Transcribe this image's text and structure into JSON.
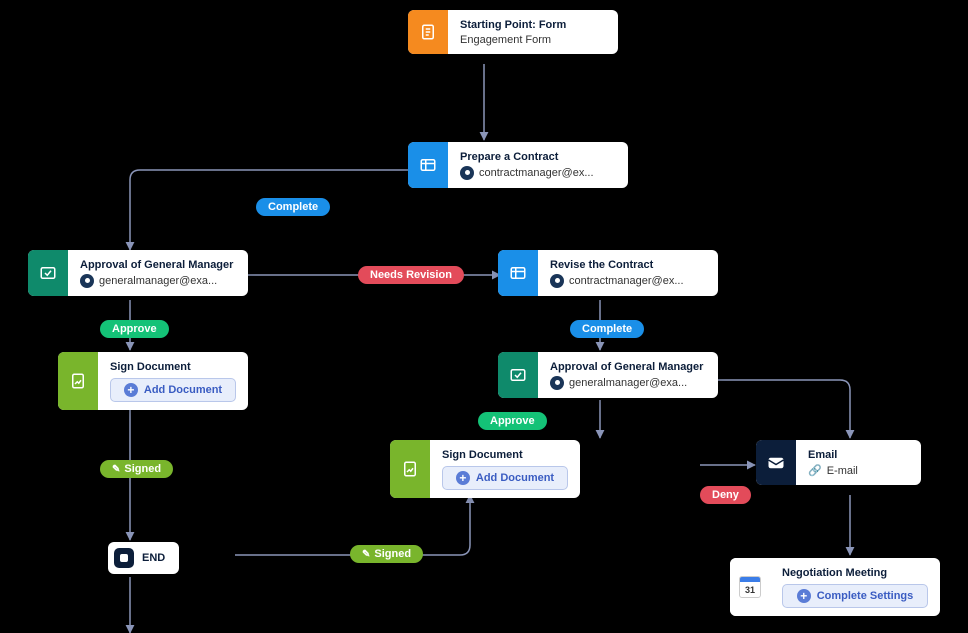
{
  "colors": {
    "orange": "#f58a1f",
    "blue": "#1a8fe8",
    "teal": "#0f8a6b",
    "lime": "#79b52c",
    "green_pill": "#14c277",
    "red_pill": "#e34b5a",
    "navy": "#0c1e3a"
  },
  "nodes": {
    "start": {
      "title": "Starting Point: Form",
      "sub": "Engagement Form"
    },
    "prepare": {
      "title": "Prepare a Contract",
      "sub": "contractmanager@ex..."
    },
    "approval1": {
      "title": "Approval of General Manager",
      "sub": "generalmanager@exa..."
    },
    "revise": {
      "title": "Revise the Contract",
      "sub": "contractmanager@ex..."
    },
    "sign1": {
      "title": "Sign Document",
      "btn": "Add Document"
    },
    "approval2": {
      "title": "Approval of General Manager",
      "sub": "generalmanager@exa..."
    },
    "sign2": {
      "title": "Sign Document",
      "btn": "Add Document"
    },
    "email": {
      "title": "Email",
      "sub": "E-mail"
    },
    "meeting": {
      "title": "Negotiation Meeting",
      "btn": "Complete Settings",
      "cal_day": "31"
    },
    "end": {
      "label": "END"
    }
  },
  "pills": {
    "complete1": "Complete",
    "approve1": "Approve",
    "needs_revision": "Needs Revision",
    "complete2": "Complete",
    "approve2": "Approve",
    "signed1": "Signed",
    "signed2": "Signed",
    "deny": "Deny"
  }
}
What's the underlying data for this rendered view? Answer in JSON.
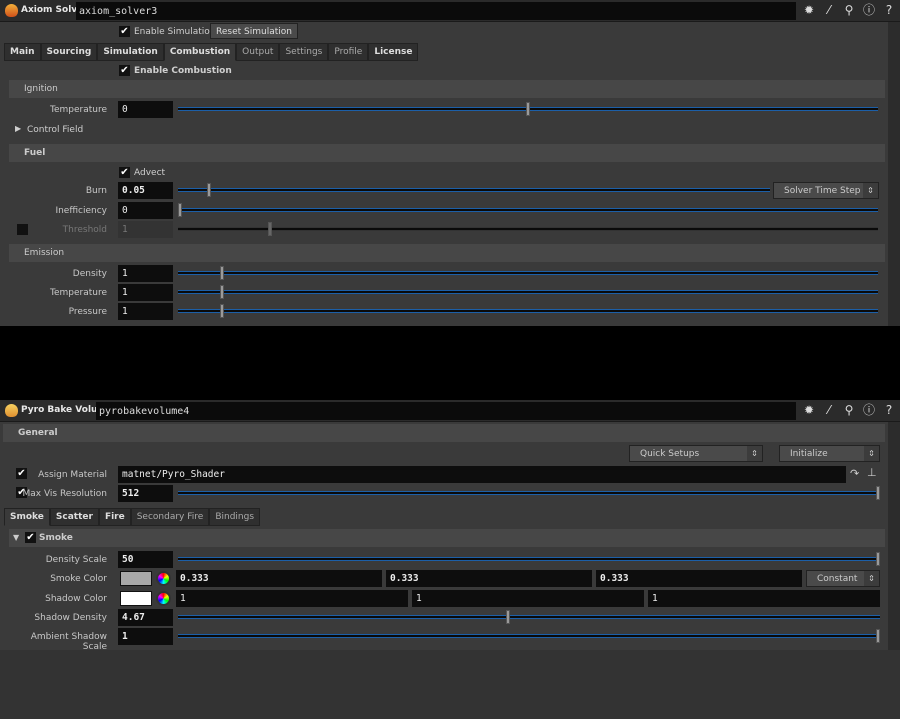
{
  "axiom": {
    "type_label": "Axiom Solver",
    "node_name": "axiom_solver3",
    "enable_simulation": "Enable Simulation",
    "reset_simulation": "Reset Simulation",
    "tabs": [
      "Main",
      "Sourcing",
      "Simulation",
      "Combustion",
      "Output",
      "Settings",
      "Profile",
      "License"
    ],
    "active_tab": "Combustion",
    "enable_combustion": "Enable Combustion",
    "ignition": {
      "title": "Ignition",
      "temperature_label": "Temperature",
      "temperature": "0",
      "temperature_slider": 0.5,
      "control_field": "Control Field"
    },
    "fuel": {
      "title": "Fuel",
      "advect": "Advect",
      "burn_label": "Burn",
      "burn": "0.05",
      "burn_slider": 0.05,
      "burn_mode": "Solver Time Step",
      "inefficiency_label": "Inefficiency",
      "inefficiency": "0",
      "inefficiency_slider": 0,
      "threshold_label": "Threshold",
      "threshold": "1",
      "threshold_slider": 0.13
    },
    "emission": {
      "title": "Emission",
      "density_label": "Density",
      "density": "1",
      "temperature_label": "Temperature",
      "temperature": "1",
      "pressure_label": "Pressure",
      "pressure": "1",
      "slider": 0.06
    }
  },
  "pyro": {
    "type_label": "Pyro Bake Volume",
    "node_name": "pyrobakevolume4",
    "general": "General",
    "quick_setups": "Quick Setups",
    "initialize": "Initialize",
    "assign_material_label": "Assign Material",
    "assign_material": "matnet/Pyro_Shader",
    "max_vis_label": "Max Vis Resolution",
    "max_vis": "512",
    "max_vis_slider": 1,
    "tabs": [
      "Smoke",
      "Scatter",
      "Fire",
      "Secondary Fire",
      "Bindings"
    ],
    "active_tab": "Smoke",
    "smoke": {
      "title": "Smoke",
      "density_scale_label": "Density Scale",
      "density_scale": "50",
      "density_scale_slider": 1,
      "smoke_color_label": "Smoke Color",
      "smoke_color": [
        "0.333",
        "0.333",
        "0.333"
      ],
      "smoke_color_mode": "Constant",
      "smoke_swatch": "#a9a9a9",
      "shadow_color_label": "Shadow Color",
      "shadow_color": [
        "1",
        "1",
        "1"
      ],
      "shadow_swatch": "#ffffff",
      "shadow_density_label": "Shadow Density",
      "shadow_density": "4.67",
      "shadow_density_slider": 0.47,
      "ambient_label": "Ambient Shadow Scale",
      "ambient": "1",
      "ambient_slider": 1
    }
  }
}
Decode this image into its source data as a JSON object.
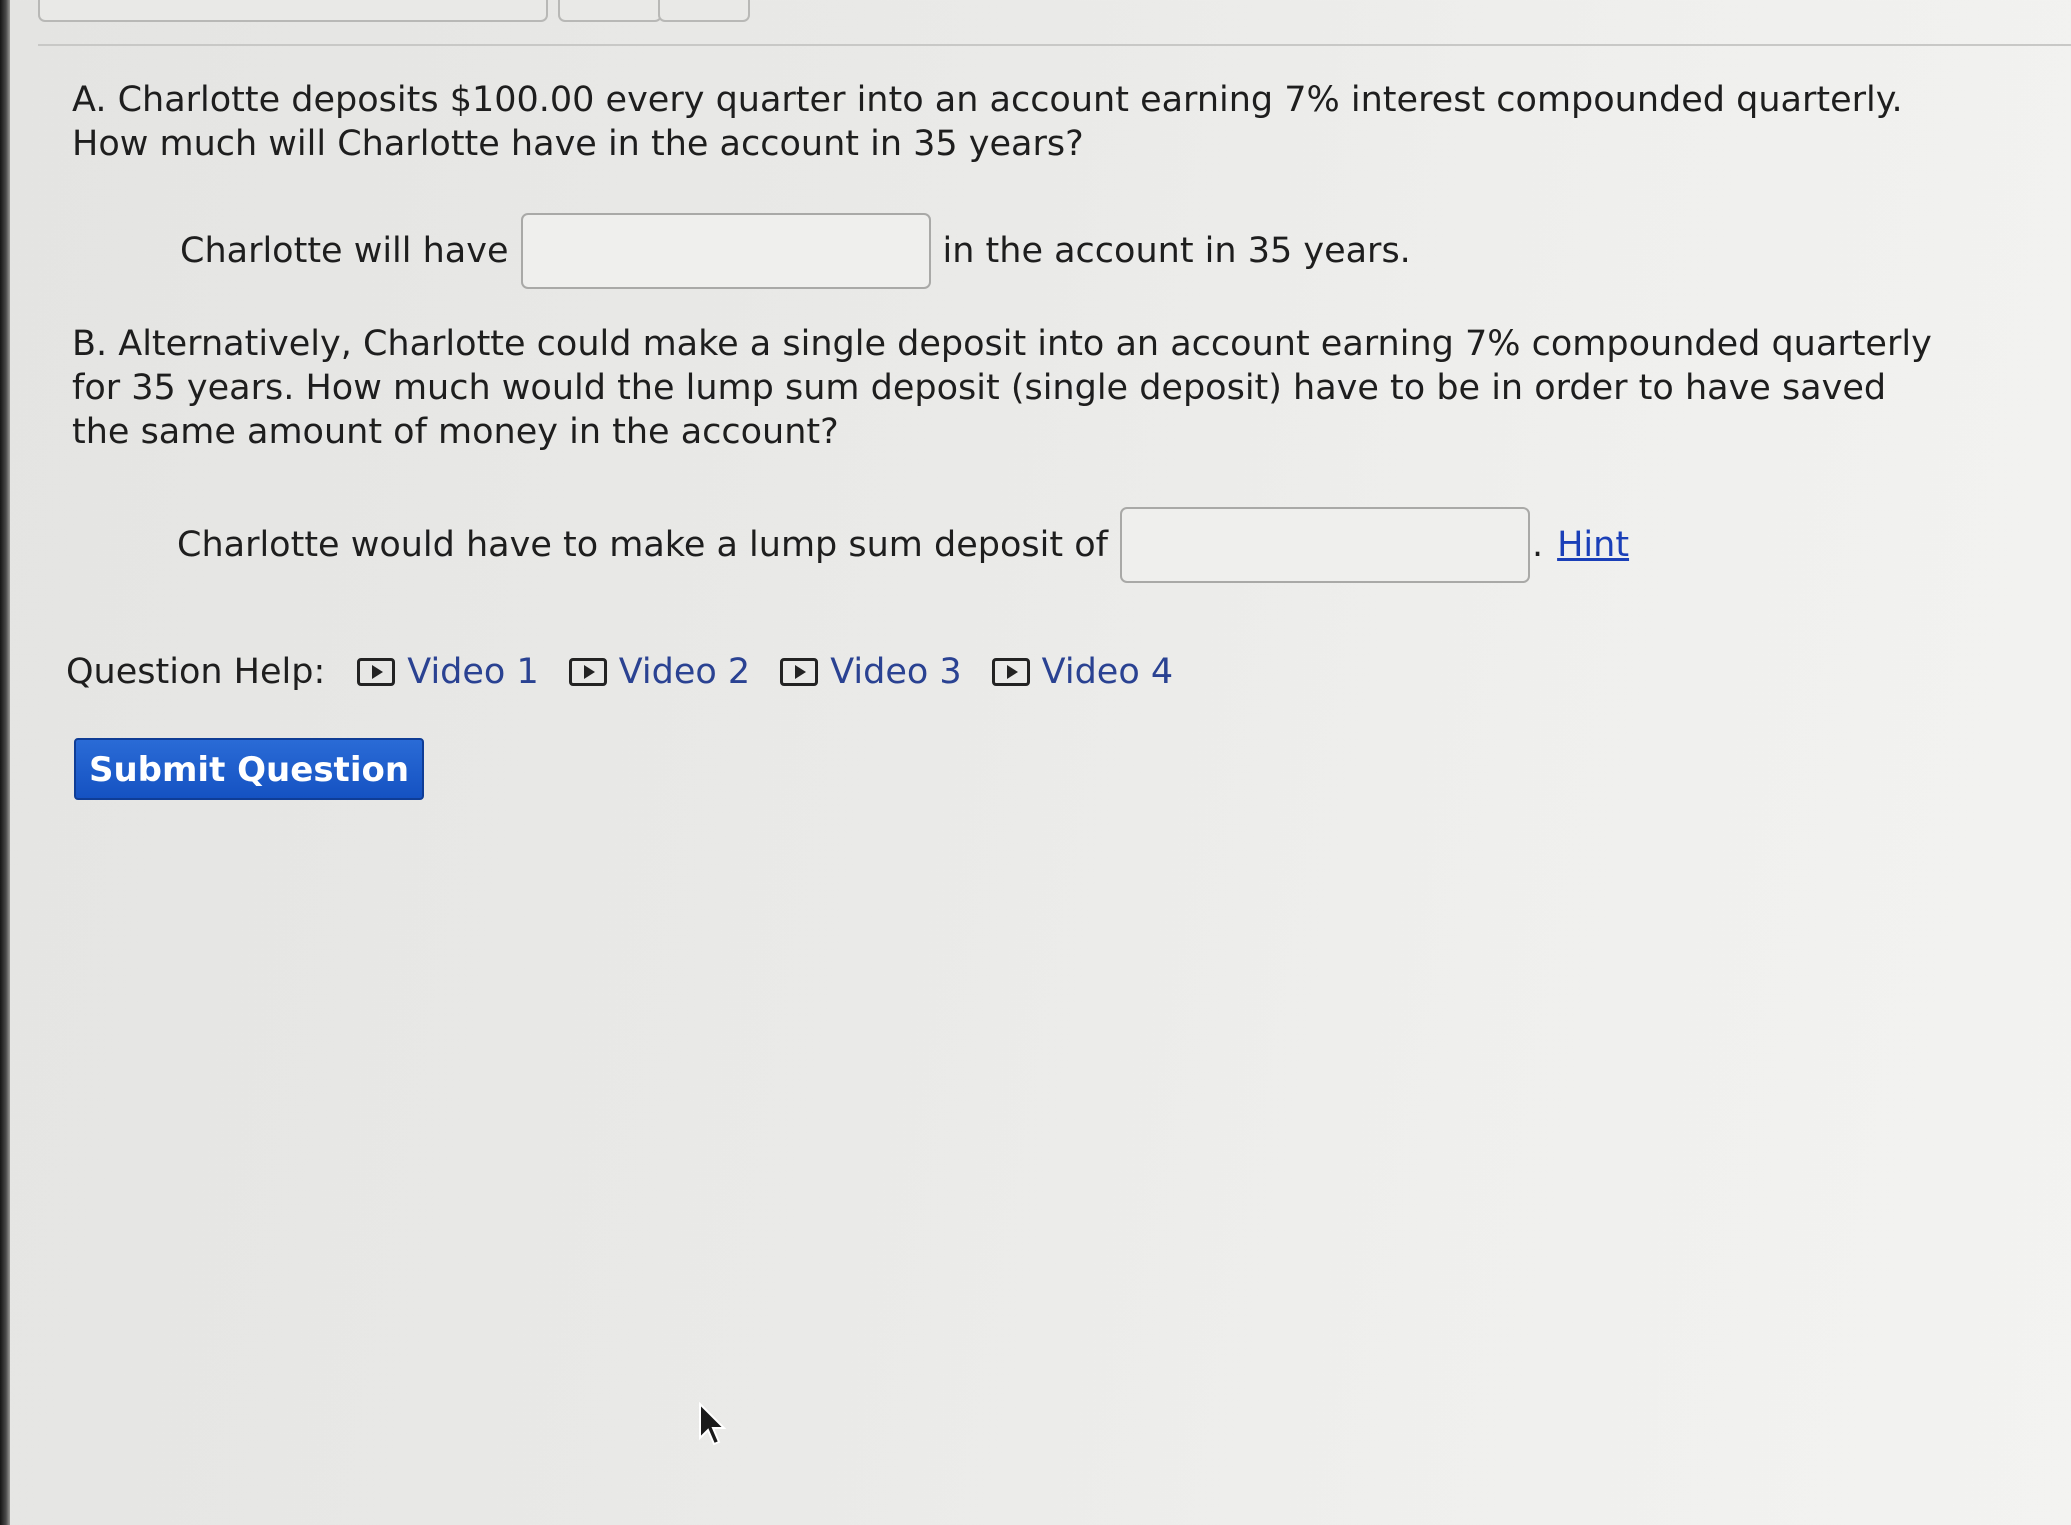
{
  "part_a": {
    "question": "A. Charlotte deposits $100.00 every quarter into an account earning 7% interest compounded quarterly. How much will Charlotte have in the account in 35 years?",
    "answer_prefix": "Charlotte will have",
    "answer_suffix": "in the account in 35 years.",
    "answer_value": ""
  },
  "part_b": {
    "question": "B. Alternatively, Charlotte could make a single deposit into an account earning 7% compounded quarterly for 35 years. How much would the lump sum deposit (single deposit) have to be in order to have saved the same amount of money in the account?",
    "answer_prefix": "Charlotte would have to make a lump sum deposit of",
    "answer_suffix": ".",
    "answer_value": "",
    "hint_label": "Hint"
  },
  "question_help": {
    "label": "Question Help:",
    "videos": [
      {
        "label": "Video 1",
        "icon": "play-icon"
      },
      {
        "label": "Video 2",
        "icon": "play-icon"
      },
      {
        "label": "Video 3",
        "icon": "play-icon"
      },
      {
        "label": "Video 4",
        "icon": "play-icon"
      }
    ]
  },
  "submit_label": "Submit Question",
  "colors": {
    "link": "#1a3fb8",
    "submit_bg": "#1d5fcf",
    "background": "#ebebe9"
  }
}
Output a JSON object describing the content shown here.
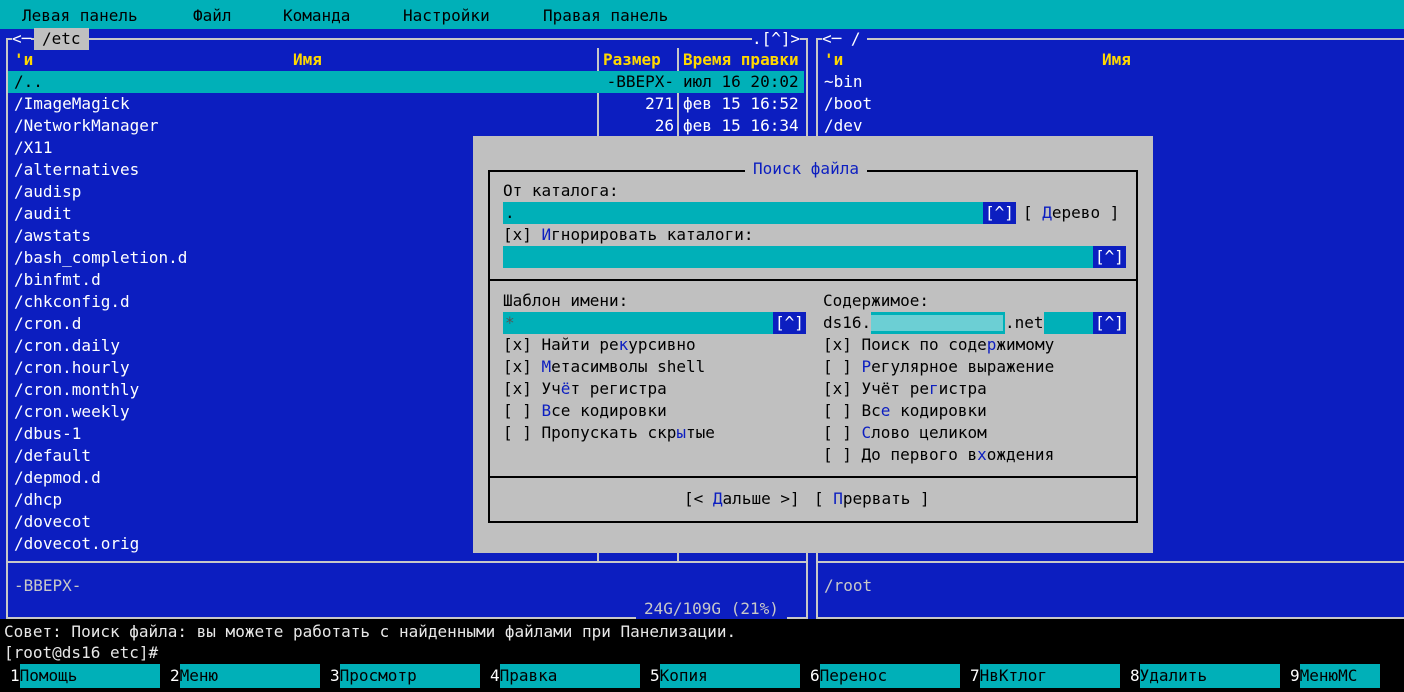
{
  "menu": [
    "Левая панель",
    "Файл",
    "Команда",
    "Настройки",
    "Правая панель"
  ],
  "left_panel": {
    "path": "/etc",
    "corner_left": "<─",
    "history_btn": ".[^]>",
    "col_flag": "'и",
    "col_name": "Имя",
    "col_size": "Размер",
    "col_time": "Время правки",
    "rows": [
      {
        "name": "/..",
        "size": "-ВВЕРХ-",
        "time": "июл 16 20:02"
      },
      {
        "name": "/ImageMagick",
        "size": "271",
        "time": "фев 15 16:52"
      },
      {
        "name": "/NetworkManager",
        "size": "26",
        "time": "фев 15 16:34"
      },
      {
        "name": "/X11",
        "size": "",
        "time": ""
      },
      {
        "name": "/alternatives",
        "size": "",
        "time": ""
      },
      {
        "name": "/audisp",
        "size": "",
        "time": ""
      },
      {
        "name": "/audit",
        "size": "",
        "time": ""
      },
      {
        "name": "/awstats",
        "size": "",
        "time": ""
      },
      {
        "name": "/bash_completion.d",
        "size": "",
        "time": ""
      },
      {
        "name": "/binfmt.d",
        "size": "",
        "time": ""
      },
      {
        "name": "/chkconfig.d",
        "size": "",
        "time": ""
      },
      {
        "name": "/cron.d",
        "size": "",
        "time": ""
      },
      {
        "name": "/cron.daily",
        "size": "",
        "time": ""
      },
      {
        "name": "/cron.hourly",
        "size": "",
        "time": ""
      },
      {
        "name": "/cron.monthly",
        "size": "",
        "time": ""
      },
      {
        "name": "/cron.weekly",
        "size": "",
        "time": ""
      },
      {
        "name": "/dbus-1",
        "size": "",
        "time": ""
      },
      {
        "name": "/default",
        "size": "",
        "time": ""
      },
      {
        "name": "/depmod.d",
        "size": "",
        "time": ""
      },
      {
        "name": "/dhcp",
        "size": "",
        "time": ""
      },
      {
        "name": "/dovecot",
        "size": "",
        "time": ""
      },
      {
        "name": "/dovecot.orig",
        "size": "",
        "time": ""
      }
    ],
    "status": "-ВВЕРХ-",
    "disk": "24G/109G (21%)"
  },
  "right_panel": {
    "path": "<─ /",
    "col_flag": "'и",
    "col_name": "Имя",
    "rows": [
      "~bin",
      "/boot",
      "/dev"
    ],
    "status": "/root"
  },
  "dialog": {
    "title": "Поиск файла",
    "from_dir_label": "От каталога:",
    "from_dir_value": ".",
    "hist": "[^]",
    "tree_btn_open": "[ ",
    "tree_btn_hot": "Д",
    "tree_btn_rest": "ерево ]",
    "ignore_dirs": {
      "box": "[x] ",
      "hot": "И",
      "rest": "гнорировать каталоги:"
    },
    "ignore_dirs_value": "",
    "name_pattern_label": "Шаблон имени:",
    "name_pattern_value": "*",
    "content_label": "Содержимое:",
    "content_value_prefix": "ds16.",
    "content_value_suffix": ".net",
    "left_options": [
      {
        "box": "[x] ",
        "pre": "Найти ре",
        "hot": "к",
        "post": "урсивно"
      },
      {
        "box": "[x] ",
        "pre": "",
        "hot": "М",
        "post": "етасимволы shell"
      },
      {
        "box": "[x] ",
        "pre": "Уч",
        "hot": "ё",
        "post": "т регистра"
      },
      {
        "box": "[ ] ",
        "pre": "",
        "hot": "В",
        "post": "се кодировки"
      },
      {
        "box": "[ ] ",
        "pre": "Пропускать скр",
        "hot": "ы",
        "post": "тые"
      }
    ],
    "right_options": [
      {
        "box": "[x] ",
        "pre": "Поиск по соде",
        "hot": "р",
        "post": "жимому"
      },
      {
        "box": "[ ] ",
        "pre": "",
        "hot": "Р",
        "post": "егулярное выражение"
      },
      {
        "box": "[x] ",
        "pre": "Учёт ре",
        "hot": "г",
        "post": "истра"
      },
      {
        "box": "[ ] ",
        "pre": "Вс",
        "hot": "е",
        "post": " кодировки"
      },
      {
        "box": "[ ] ",
        "pre": "",
        "hot": "С",
        "post": "лово целиком"
      },
      {
        "box": "[ ] ",
        "pre": "До первого в",
        "hot": "х",
        "post": "ождения"
      }
    ],
    "next_btn": {
      "pre": "[< ",
      "hot": "Д",
      "post": "альше >]"
    },
    "abort_btn": {
      "pre": "[ ",
      "hot": "П",
      "post": "рервать ]"
    }
  },
  "hint": "Совет: Поиск файла: вы можете работать с найденными файлами при Панелизации.",
  "prompt": "[root@ds16 etc]#",
  "fkeys": [
    {
      "n": "1",
      "label": "Помощь"
    },
    {
      "n": "2",
      "label": "Меню"
    },
    {
      "n": "3",
      "label": "Просмотр"
    },
    {
      "n": "4",
      "label": "Правка"
    },
    {
      "n": "5",
      "label": "Копия"
    },
    {
      "n": "6",
      "label": "Перенос"
    },
    {
      "n": "7",
      "label": "НвКтлог"
    },
    {
      "n": "8",
      "label": "Удалить"
    },
    {
      "n": "9",
      "label": "МенюMC"
    }
  ],
  "colors": {
    "panel": "#0c1ec0",
    "cyan": "#00b0b8",
    "header": "#ffd800",
    "dialog": "#c0c0c0"
  }
}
^^^^^^^^
> _Directive_:
Display every line of the listing that contains the string "account".

> _The answer_:
    "question": "A. Charlotte deposits $100.00 every quarter into an account earning 7% interest compounded quarterly. How much will Charlotte have in the account in 35 years?",
    "answer_suffix": "in the account in 35 years.",
    "question": "B. Alternatively, Charlotte could make a single deposit into an account earning 7% compounded quarterly for 35 years. How much would the lump sum deposit (single deposit) have to be in order to have saved the same amount of money in the account?",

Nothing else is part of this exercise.